> Short exercise
Say how many lines in the records include the string "labels", adding no other words.

> Task material
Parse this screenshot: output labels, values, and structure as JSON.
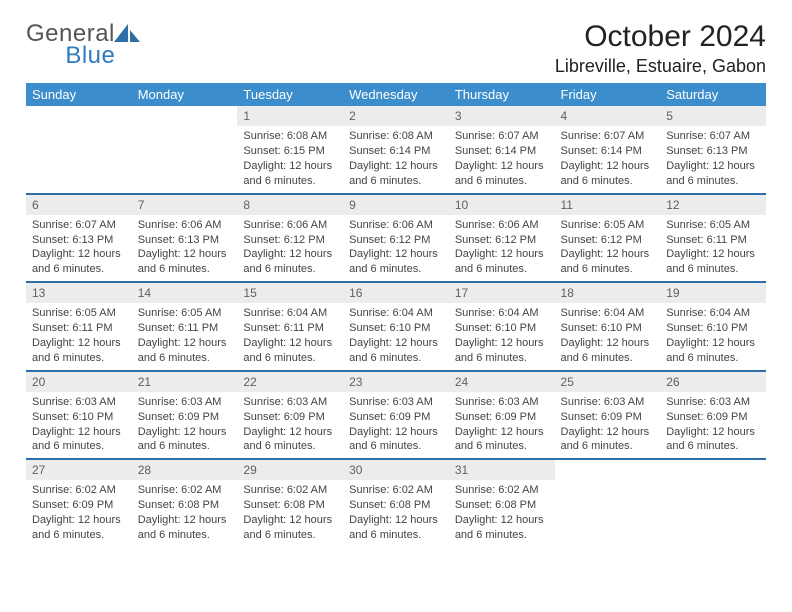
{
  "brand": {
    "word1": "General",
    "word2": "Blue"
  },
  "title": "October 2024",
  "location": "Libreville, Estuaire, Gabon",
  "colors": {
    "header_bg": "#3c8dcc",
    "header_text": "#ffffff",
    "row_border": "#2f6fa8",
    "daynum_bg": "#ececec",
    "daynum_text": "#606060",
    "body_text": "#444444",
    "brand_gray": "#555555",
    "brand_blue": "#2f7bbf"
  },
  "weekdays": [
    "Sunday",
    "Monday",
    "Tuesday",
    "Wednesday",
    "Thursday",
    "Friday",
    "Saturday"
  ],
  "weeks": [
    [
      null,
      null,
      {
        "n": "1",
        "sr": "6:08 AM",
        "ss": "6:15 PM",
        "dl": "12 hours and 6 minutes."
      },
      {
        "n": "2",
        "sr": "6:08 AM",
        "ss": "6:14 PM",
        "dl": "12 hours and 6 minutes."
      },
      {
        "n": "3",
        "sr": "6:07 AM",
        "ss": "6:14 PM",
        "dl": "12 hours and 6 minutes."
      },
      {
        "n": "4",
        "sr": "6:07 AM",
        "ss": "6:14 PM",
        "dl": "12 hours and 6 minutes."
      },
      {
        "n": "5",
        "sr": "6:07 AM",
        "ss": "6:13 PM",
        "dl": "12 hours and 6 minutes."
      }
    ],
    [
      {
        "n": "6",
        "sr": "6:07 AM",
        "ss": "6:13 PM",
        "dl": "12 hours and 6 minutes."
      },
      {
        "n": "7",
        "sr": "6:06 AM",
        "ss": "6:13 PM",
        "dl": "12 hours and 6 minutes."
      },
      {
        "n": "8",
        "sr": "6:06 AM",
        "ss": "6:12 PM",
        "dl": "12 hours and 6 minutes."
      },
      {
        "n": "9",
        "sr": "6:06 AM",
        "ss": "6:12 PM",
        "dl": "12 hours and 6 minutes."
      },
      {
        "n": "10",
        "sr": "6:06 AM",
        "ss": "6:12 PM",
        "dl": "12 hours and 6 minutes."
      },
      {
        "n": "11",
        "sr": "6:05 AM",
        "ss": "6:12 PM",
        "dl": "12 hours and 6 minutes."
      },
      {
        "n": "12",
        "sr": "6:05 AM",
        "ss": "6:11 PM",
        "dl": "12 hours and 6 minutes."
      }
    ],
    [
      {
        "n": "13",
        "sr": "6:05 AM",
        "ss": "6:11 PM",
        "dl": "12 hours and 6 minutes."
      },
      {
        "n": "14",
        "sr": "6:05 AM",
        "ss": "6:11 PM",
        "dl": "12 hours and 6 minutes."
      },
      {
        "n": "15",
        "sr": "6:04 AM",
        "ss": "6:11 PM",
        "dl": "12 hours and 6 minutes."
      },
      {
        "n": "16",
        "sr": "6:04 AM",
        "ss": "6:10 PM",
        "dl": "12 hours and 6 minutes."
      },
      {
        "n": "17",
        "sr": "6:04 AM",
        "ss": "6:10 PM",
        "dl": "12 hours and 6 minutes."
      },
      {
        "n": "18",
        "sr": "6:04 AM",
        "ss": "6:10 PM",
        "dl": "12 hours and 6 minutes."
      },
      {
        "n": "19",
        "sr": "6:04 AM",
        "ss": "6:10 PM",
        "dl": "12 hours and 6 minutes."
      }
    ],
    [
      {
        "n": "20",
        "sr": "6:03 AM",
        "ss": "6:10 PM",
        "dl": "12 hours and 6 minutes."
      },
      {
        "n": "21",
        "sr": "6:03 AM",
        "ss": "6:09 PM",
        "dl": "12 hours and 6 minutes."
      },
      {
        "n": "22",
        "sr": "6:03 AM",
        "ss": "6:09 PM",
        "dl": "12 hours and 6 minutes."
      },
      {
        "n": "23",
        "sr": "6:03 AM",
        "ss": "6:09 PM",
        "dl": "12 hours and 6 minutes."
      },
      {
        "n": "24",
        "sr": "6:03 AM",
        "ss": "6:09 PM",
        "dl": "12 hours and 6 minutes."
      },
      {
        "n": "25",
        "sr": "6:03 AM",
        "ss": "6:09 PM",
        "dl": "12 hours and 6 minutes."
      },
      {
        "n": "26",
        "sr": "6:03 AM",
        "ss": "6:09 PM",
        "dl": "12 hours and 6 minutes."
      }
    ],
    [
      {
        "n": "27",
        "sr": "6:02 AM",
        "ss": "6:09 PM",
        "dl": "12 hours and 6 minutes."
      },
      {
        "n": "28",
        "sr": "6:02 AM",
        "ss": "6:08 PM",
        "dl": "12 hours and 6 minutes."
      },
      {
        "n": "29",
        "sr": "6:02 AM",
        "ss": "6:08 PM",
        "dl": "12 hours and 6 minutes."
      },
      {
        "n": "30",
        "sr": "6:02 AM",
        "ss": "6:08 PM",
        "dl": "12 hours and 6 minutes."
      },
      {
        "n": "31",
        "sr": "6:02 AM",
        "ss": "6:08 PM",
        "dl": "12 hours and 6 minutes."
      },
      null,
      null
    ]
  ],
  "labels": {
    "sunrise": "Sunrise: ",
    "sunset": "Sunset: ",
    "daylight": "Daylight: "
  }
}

> Reply
2